* [What to do]:
Please copy out, character for character, every line from the one holding "list-item-text: Revisión de la gestión" through the one holding "list-item — [90, 322, 680, 371]", both ends included, and output nothing else.

* [Records provided]:
##############################
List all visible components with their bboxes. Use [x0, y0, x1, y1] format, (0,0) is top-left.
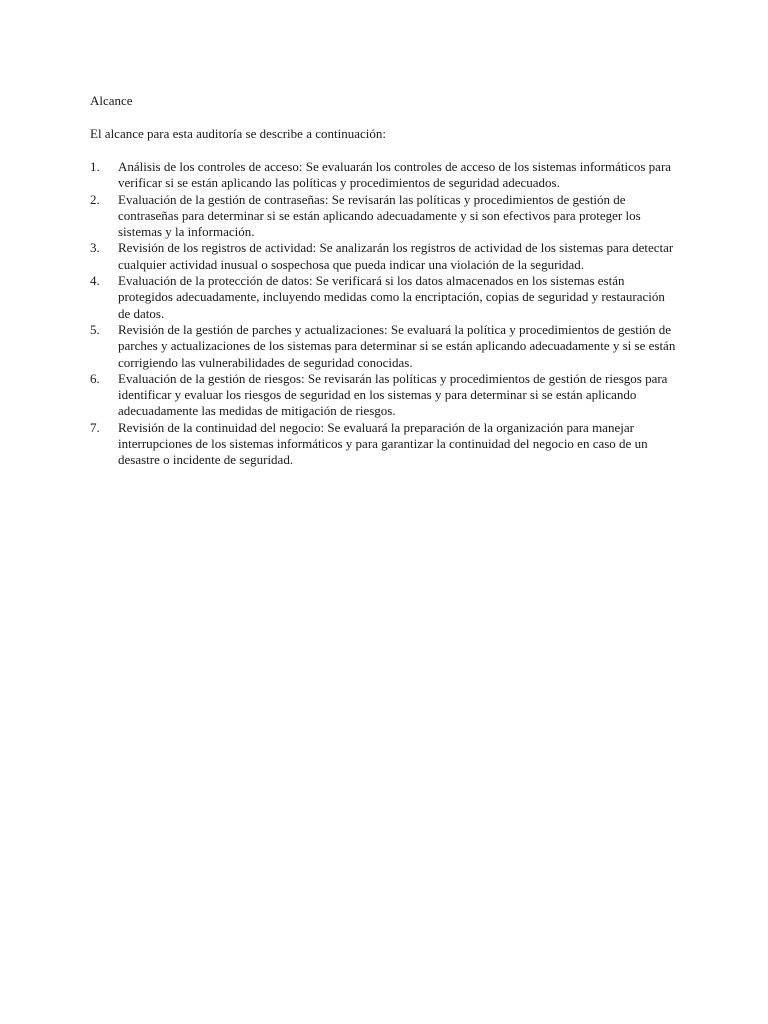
list-item-text: Revisión de la gestión de parches y actualizaciones: Se evaluará la política y procedimientos de gestión de parches y actualizaciones de los sistemas para determinar si se están aplicando adecuadamente y si se están corrigiendo las vulnerabilidades de seguridad conocidas. — [118, 321, 676, 370]
list-item-text: Análisis de los controles de acceso: Se evaluarán los controles de acceso de los sistemas informáticos para verificar si se están aplicando las políticas y procedimientos de seguridad adecuados. — [118, 159, 672, 191]
list-item-number: 7. — [90, 419, 100, 435]
list-item-number: 6. — [90, 370, 100, 386]
list-item — [90, 192, 680, 241]
list-item-number: 5. — [90, 321, 100, 337]
list-item — [90, 371, 680, 420]
list-item — [90, 159, 680, 192]
list-item-number: 2. — [90, 191, 100, 207]
list-item-text: Evaluación de la protección de datos: Se verificará si los datos almacenados en los sistemas están protegidos adecuadamente, incluyendo medidas como la encriptación, copias de seguridad y restauración de datos. — [118, 273, 665, 321]
list-item — [90, 322, 680, 371]
intro-paragraph: El alcance para esta auditoría se describe a continuación: — [90, 126, 386, 141]
list-item-text: Revisión de la continuidad del negocio: Se evaluará la preparación de la organización para manejar interrupciones de los sistemas informáticos y para garantizar la continuidad del negocio en caso de un desastre o incidente de seguridad. — [118, 419, 648, 468]
scope-list — [90, 159, 680, 469]
list-item-number: 1. — [90, 159, 100, 174]
list-item-number: 4. — [90, 273, 100, 289]
list-item-text: Revisión de los registros de actividad: Se analizarán los registros de actividad de los sistemas para detectar cualquier actividad inusual o sospechosa que pueda indicar una violación de la seguridad. — [118, 240, 674, 272]
list-item — [90, 273, 680, 322]
list-item-number: 3. — [90, 240, 100, 256]
section-heading: Alcance — [90, 93, 133, 108]
list-item — [90, 240, 680, 273]
list-item-text: Evaluación de la gestión de riesgos: Se revisarán las políticas y procedimientos de gestión de riesgos para identificar y evaluar los riesgos de seguridad en los sistemas y para determinar si se están aplicando adecuadamente las medidas de mitigación de riesgos. — [118, 370, 668, 419]
list-item-text: Evaluación de la gestión de contraseñas: Se revisarán las políticas y procedimientos de gestión de contraseñas para determinar si se están aplicando adecuadamente y si son efectivos para proteger los sistemas y la información. — [118, 191, 641, 240]
list-item — [90, 420, 680, 469]
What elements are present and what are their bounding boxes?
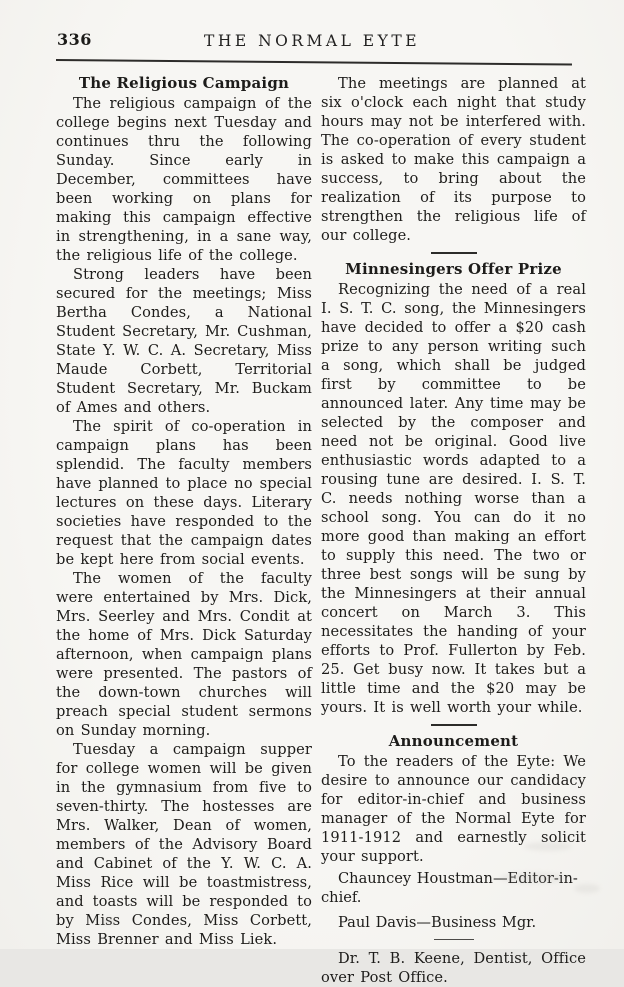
print-smudge <box>100 918 116 925</box>
article-paragraph: Recognizing the need of a real I. S. T. C. song, the Minnesingers have decided to offer a $20 cash prize to any person writing such a song, which shall be judged first by committee to be announced later. Any time may be selected by the composer and need not be original. Good live enthusiastic words adapted to a rousing tune are desired. I. S. T. C. needs nothing worse than a school song. You can do it no more good than making an effort to supply this need. The two or three best songs will be sung by the Minnesingers at their annual concert on March 3. This necessitates the handing of your efforts to Prof. Fullerton by Feb. 25. Get busy now. It takes but a little time and the $20 may be yours. It is well worth your while. <box>321 281 586 716</box>
masthead-title: THE NORMAL EYTE <box>203 32 421 50</box>
article-paragraph: The spirit of co-operation in campaign plans has been splendid. The faculty members have planned to place no special lectures on these days. Literary societies have responded to the request that the campaign dates be kept here from social events. <box>56 418 312 568</box>
section-divider <box>431 252 477 254</box>
header-rule <box>56 59 572 66</box>
article-paragraph: Strong leaders have been secured for the meetings; Miss Bertha Condes, a National Student Secretary, Mr. Cushman, State Y. W. C. A. Secretary, Miss Maude Corbett, Territorial Student Secretary, Mr. Buckam of Ames and others. <box>56 266 312 416</box>
article-heading-announcement: Announcement <box>388 732 519 750</box>
print-smudge <box>500 872 566 884</box>
two-column-layout <box>56 68 586 987</box>
dentist-notice: Dr. T. B. Keene, Dentist, Office over Post Office. <box>321 950 586 986</box>
page-number: 336 <box>57 30 92 49</box>
article-paragraph-continuation: The meetings are planned at six o'clock each night that study hours may not be interfered with. The co-operation of every student is asked to make this campaign a success, to bring about the realization of its purpose to strengthen the religious life of our college. <box>321 75 586 244</box>
print-smudge <box>574 884 600 893</box>
section-divider <box>431 724 477 726</box>
business-manager-signature: Paul Davis—Business Mgr. <box>338 914 537 931</box>
section-divider-small <box>434 939 474 940</box>
editor-signature: Chauncey Houstman—Editor-in-chief. <box>321 870 578 906</box>
print-smudge <box>524 842 572 851</box>
article-paragraph: Tuesday a campaign supper for college women will be given in the gymnasium from five to seven-thirty. The hostesses are Mrs. Walker, Dean of women, members of the Advisory Board and Cabinet of the Y. W. C. A. Miss Rice will be toastmistress, and toasts will be responded to by Miss Condes, Miss Corbett, Miss Brenner and Miss Liek. <box>56 741 312 948</box>
article-heading-religious-campaign: The Religious Campaign <box>78 74 290 92</box>
article-heading-minnesingers: Minnesingers Offer Prize <box>345 260 562 278</box>
article-paragraph: To the readers of the Eyte: We desire to announce our candidacy for editor-in-chief and business manager of the Normal Eyte for 1911-1912 and earnestly solicit your support. <box>321 753 586 865</box>
article-paragraph: The women of the faculty were entertained by Mrs. Dick, Mrs. Seerley and Mrs. Condit at the home of Mrs. Dick Saturday afternoon, when campaign plans were presented. The pastors of the down-town churches will preach special student sermons on Sunday morning. <box>56 570 312 739</box>
article-paragraph: The religious campaign of the college begins next Tuesday and continues thru the following Sunday. Since early in December, committees have been working on plans for making this campaign effective in strengthening, in a sane way, the religious life of the college. <box>56 95 312 264</box>
left-column <box>56 68 312 987</box>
##############################
* [Solution to the exercise]:
list-item-text: Revisión de la gestión de parches y actualizaciones: Se evaluará la política y procedimientos de gestión de parches y actualizaciones de los sistemas para determinar si se están aplicando adecuadamente y si se están corrigiendo las vulnerabilidades de seguridad conocidas. — [118, 321, 676, 370]
list-item-text: Análisis de los controles de acceso: Se evaluarán los controles de acceso de los sistemas informáticos para verificar si se están aplicando las políticas y procedimientos de seguridad adecuados. — [118, 159, 672, 191]
list-item-number: 7. — [90, 419, 100, 435]
list-item-number: 6. — [90, 370, 100, 386]
list-item — [90, 192, 680, 241]
list-item-number: 5. — [90, 321, 100, 337]
list-item — [90, 371, 680, 420]
list-item — [90, 159, 680, 192]
list-item-number: 2. — [90, 191, 100, 207]
list-item-text: Evaluación de la protección de datos: Se verificará si los datos almacenados en los sistemas están protegidos adecuadamente, incluyendo medidas como la encriptación, copias de seguridad y restauración de datos. — [118, 273, 665, 321]
list-item — [90, 322, 680, 371]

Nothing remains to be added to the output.